╭─ Listed records

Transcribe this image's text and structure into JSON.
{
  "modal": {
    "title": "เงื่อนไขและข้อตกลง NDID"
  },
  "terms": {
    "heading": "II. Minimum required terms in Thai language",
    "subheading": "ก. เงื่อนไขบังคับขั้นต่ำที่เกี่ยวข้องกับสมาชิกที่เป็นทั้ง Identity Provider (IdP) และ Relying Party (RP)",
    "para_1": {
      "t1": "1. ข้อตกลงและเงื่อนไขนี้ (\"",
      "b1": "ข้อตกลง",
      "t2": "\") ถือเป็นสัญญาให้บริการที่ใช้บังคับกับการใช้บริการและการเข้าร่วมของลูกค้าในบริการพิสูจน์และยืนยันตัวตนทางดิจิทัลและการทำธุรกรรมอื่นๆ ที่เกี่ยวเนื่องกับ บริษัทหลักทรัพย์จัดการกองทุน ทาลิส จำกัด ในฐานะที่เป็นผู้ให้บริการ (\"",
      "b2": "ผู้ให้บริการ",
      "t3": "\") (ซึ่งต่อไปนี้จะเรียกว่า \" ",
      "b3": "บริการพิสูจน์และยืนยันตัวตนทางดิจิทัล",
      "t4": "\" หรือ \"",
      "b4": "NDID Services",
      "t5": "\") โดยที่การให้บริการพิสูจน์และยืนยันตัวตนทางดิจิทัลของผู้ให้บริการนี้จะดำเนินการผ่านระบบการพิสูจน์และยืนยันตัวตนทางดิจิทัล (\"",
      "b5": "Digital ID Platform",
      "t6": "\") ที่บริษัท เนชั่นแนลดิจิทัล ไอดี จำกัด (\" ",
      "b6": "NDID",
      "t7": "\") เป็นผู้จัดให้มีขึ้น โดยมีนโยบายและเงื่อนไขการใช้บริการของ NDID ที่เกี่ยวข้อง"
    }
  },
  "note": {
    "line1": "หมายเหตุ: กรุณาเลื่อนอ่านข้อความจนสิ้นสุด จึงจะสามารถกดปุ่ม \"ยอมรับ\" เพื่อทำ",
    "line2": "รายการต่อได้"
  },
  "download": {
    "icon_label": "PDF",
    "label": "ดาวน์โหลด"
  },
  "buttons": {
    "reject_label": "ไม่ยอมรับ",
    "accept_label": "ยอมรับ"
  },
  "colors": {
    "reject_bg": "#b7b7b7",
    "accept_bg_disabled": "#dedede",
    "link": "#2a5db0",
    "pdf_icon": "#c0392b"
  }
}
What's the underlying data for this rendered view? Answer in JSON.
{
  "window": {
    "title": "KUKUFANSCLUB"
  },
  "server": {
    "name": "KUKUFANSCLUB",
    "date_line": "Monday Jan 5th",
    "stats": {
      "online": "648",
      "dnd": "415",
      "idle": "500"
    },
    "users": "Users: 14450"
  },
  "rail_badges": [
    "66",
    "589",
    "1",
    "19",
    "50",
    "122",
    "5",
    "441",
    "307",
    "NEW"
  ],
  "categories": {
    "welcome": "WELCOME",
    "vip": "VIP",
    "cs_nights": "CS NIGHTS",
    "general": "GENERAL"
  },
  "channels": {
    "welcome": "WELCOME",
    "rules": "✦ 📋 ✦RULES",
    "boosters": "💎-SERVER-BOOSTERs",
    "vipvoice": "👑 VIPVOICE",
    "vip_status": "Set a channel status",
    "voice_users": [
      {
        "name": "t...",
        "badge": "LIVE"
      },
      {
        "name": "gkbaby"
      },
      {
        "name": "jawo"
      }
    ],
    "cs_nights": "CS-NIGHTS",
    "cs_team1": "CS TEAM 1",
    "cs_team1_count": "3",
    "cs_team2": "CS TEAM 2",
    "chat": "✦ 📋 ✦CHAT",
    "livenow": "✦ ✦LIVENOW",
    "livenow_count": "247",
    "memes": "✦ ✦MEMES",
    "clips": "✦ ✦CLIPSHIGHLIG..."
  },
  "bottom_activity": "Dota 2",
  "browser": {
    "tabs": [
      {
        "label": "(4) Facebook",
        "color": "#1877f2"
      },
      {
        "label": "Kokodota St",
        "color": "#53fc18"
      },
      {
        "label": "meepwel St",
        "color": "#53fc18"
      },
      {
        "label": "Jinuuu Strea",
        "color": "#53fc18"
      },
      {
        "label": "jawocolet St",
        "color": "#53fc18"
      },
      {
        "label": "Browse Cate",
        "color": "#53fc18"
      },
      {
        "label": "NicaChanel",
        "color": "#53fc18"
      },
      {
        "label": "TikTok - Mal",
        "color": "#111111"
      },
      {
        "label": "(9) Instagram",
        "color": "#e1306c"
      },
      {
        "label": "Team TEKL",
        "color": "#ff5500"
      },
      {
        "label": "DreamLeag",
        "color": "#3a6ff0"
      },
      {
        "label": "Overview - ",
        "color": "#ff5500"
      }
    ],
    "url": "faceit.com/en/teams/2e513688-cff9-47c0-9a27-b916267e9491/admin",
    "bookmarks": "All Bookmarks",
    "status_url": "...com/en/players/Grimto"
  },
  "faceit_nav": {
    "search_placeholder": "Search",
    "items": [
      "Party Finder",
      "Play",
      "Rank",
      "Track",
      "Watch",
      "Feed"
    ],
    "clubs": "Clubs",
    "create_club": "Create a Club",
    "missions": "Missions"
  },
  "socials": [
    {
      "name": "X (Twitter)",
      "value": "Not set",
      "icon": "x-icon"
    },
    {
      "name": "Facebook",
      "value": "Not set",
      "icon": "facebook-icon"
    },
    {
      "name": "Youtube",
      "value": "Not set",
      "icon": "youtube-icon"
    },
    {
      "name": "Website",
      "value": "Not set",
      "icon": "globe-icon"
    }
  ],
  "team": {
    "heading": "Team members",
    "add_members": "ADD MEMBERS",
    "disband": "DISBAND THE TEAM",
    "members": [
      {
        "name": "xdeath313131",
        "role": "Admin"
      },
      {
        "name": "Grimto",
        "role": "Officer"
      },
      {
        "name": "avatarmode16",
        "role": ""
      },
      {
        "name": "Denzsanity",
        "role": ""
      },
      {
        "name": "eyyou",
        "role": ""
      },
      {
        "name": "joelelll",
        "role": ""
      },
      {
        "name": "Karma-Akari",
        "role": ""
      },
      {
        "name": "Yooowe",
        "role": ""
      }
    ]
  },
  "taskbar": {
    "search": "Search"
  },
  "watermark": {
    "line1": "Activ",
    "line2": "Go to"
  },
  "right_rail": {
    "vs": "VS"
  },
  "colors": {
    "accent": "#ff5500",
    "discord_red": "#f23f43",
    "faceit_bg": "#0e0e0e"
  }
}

╰─

What the task asks
Would you give the material above again, complete and exact?

Exercise solution
Transcribe this image's text and structure into JSON.
{
  "modal": {
    "title": "เงื่อนไขและข้อตกลง NDID"
  },
  "terms": {
    "heading": "II. Minimum required terms in Thai language",
    "subheading": "ก. เงื่อนไขบังคับขั้นต่ำที่เกี่ยวข้องกับสมาชิกที่เป็นทั้ง Identity Provider (IdP) และ Relying Party (RP)",
    "para_1": {
      "t1": "1. ข้อตกลงและเงื่อนไขนี้ (\"",
      "b1": "ข้อตกลง",
      "t2": "\") ถือเป็นสัญญาให้บริการที่ใช้บังคับกับการใช้บริการและการเข้าร่วมของลูกค้าในบริการพิสูจน์และยืนยันตัวตนทางดิจิทัลและการทำธุรกรรมอื่นๆ ที่เกี่ยวเนื่องกับ บริษัทหลักทรัพย์จัดการกองทุน ทาลิส จำกัด ในฐานะที่เป็นผู้ให้บริการ (\"",
      "b2": "ผู้ให้บริการ",
      "t3": "\") (ซึ่งต่อไปนี้จะเรียกว่า \" ",
      "b3": "บริการพิสูจน์และยืนยันตัวตนทางดิจิทัล",
      "t4": "\" หรือ \"",
      "b4": "NDID Services",
      "t5": "\") โดยที่การให้บริการพิสูจน์และยืนยันตัวตนทางดิจิทัลของผู้ให้บริการนี้จะดำเนินการผ่านระบบการพิสูจน์และยืนยันตัวตนทางดิจิทัล (\"",
      "b5": "Digital ID Platform",
      "t6": "\") ที่บริษัท เนชั่นแนลดิจิทัล ไอดี จำกัด (\" ",
      "b6": "NDID",
      "t7": "\") เป็นผู้จัดให้มีขึ้น โดยมีนโยบายและเงื่อนไขการใช้บริการของ NDID ที่เกี่ยวข้อง"
    }
  },
  "note": {
    "line1": "หมายเหตุ: กรุณาเลื่อนอ่านข้อความจนสิ้นสุด จึงจะสามารถกดปุ่ม \"ยอมรับ\" เพื่อทำ",
    "line2": "รายการต่อได้"
  },
  "download": {
    "icon_label": "PDF",
    "label": "ดาวน์โหลด"
  },
  "buttons": {
    "reject_label": "ไม่ยอมรับ",
    "accept_label": "ยอมรับ"
  },
  "colors": {
    "reject_bg": "#b7b7b7",
    "accept_bg_disabled": "#dedede",
    "link": "#2a5db0",
    "pdf_icon": "#c0392b"
  }
}
What's the underlying data for this rendered view? Answer in JSON.
{
  "window": {
    "title": "KUKUFANSCLUB"
  },
  "server": {
    "name": "KUKUFANSCLUB",
    "date_line": "Monday Jan 5th",
    "stats": {
      "online": "648",
      "dnd": "415",
      "idle": "500"
    },
    "users": "Users: 14450"
  },
  "rail_badges": [
    "66",
    "589",
    "1",
    "19",
    "50",
    "122",
    "5",
    "441",
    "307",
    "NEW"
  ],
  "categories": {
    "welcome": "WELCOME",
    "vip": "VIP",
    "cs_nights": "CS NIGHTS",
    "general": "GENERAL"
  },
  "channels": {
    "welcome": "WELCOME",
    "rules": "✦ 📋 ✦RULES",
    "boosters": "💎-SERVER-BOOSTERs",
    "vipvoice": "👑 VIPVOICE",
    "vip_status": "Set a channel status",
    "voice_users": [
      {
        "name": "t...",
        "badge": "LIVE"
      },
      {
        "name": "gkbaby"
      },
      {
        "name": "jawo"
      }
    ],
    "cs_nights": "CS-NIGHTS",
    "cs_team1": "CS TEAM 1",
    "cs_team1_count": "3",
    "cs_team2": "CS TEAM 2",
    "chat": "✦ 📋 ✦CHAT",
    "livenow": "✦ ✦LIVENOW",
    "livenow_count": "247",
    "memes": "✦ ✦MEMES",
    "clips": "✦ ✦CLIPSHIGHLIG..."
  },
  "bottom_activity": "Dota 2",
  "browser": {
    "tabs": [
      {
        "label": "(4) Facebook",
        "color": "#1877f2"
      },
      {
        "label": "Kokodota St",
        "color": "#53fc18"
      },
      {
        "label": "meepwel St",
        "color": "#53fc18"
      },
      {
        "label": "Jinuuu Strea",
        "color": "#53fc18"
      },
      {
        "label": "jawocolet St",
        "color": "#53fc18"
      },
      {
        "label": "Browse Cate",
        "color": "#53fc18"
      },
      {
        "label": "NicaChanel",
        "color": "#53fc18"
      },
      {
        "label": "TikTok - Mal",
        "color": "#111111"
      },
      {
        "label": "(9) Instagram",
        "color": "#e1306c"
      },
      {
        "label": "Team TEKL",
        "color": "#ff5500"
      },
      {
        "label": "DreamLeag",
        "color": "#3a6ff0"
      },
      {
        "label": "Overview - ",
        "color": "#ff5500"
      }
    ],
    "url": "faceit.com/en/teams/2e513688-cff9-47c0-9a27-b916267e9491/admin",
    "bookmarks": "All Bookmarks",
    "status_url": "...com/en/players/Grimto"
  },
  "faceit_nav": {
    "search_placeholder": "Search",
    "items": [
      "Party Finder",
      "Play",
      "Rank",
      "Track",
      "Watch",
      "Feed"
    ],
    "clubs": "Clubs",
    "create_club": "Create a Club",
    "missions": "Missions"
  },
  "socials": [
    {
      "name": "X (Twitter)",
      "value": "Not set",
      "icon": "x-icon"
    },
    {
      "name": "Facebook",
      "value": "Not set",
      "icon": "facebook-icon"
    },
    {
      "name": "Youtube",
      "value": "Not set",
      "icon": "youtube-icon"
    },
    {
      "name": "Website",
      "value": "Not set",
      "icon": "globe-icon"
    }
  ],
  "team": {
    "heading": "Team members",
    "add_members": "ADD MEMBERS",
    "disband": "DISBAND THE TEAM",
    "members": [
      {
        "name": "xdeath313131",
        "role": "Admin"
      },
      {
        "name": "Grimto",
        "role": "Officer"
      },
      {
        "name": "avatarmode16",
        "role": ""
      },
      {
        "name": "Denzsanity",
        "role": ""
      },
      {
        "name": "eyyou",
        "role": ""
      },
      {
        "name": "joelelll",
        "role": ""
      },
      {
        "name": "Karma-Akari",
        "role": ""
      },
      {
        "name": "Yooowe",
        "role": ""
      }
    ]
  },
  "taskbar": {
    "search": "Search"
  },
  "watermark": {
    "line1": "Activ",
    "line2": "Go to"
  },
  "right_rail": {
    "vs": "VS"
  },
  "colors": {
    "accent": "#ff5500",
    "discord_red": "#f23f43",
    "faceit_bg": "#0e0e0e"
  }
}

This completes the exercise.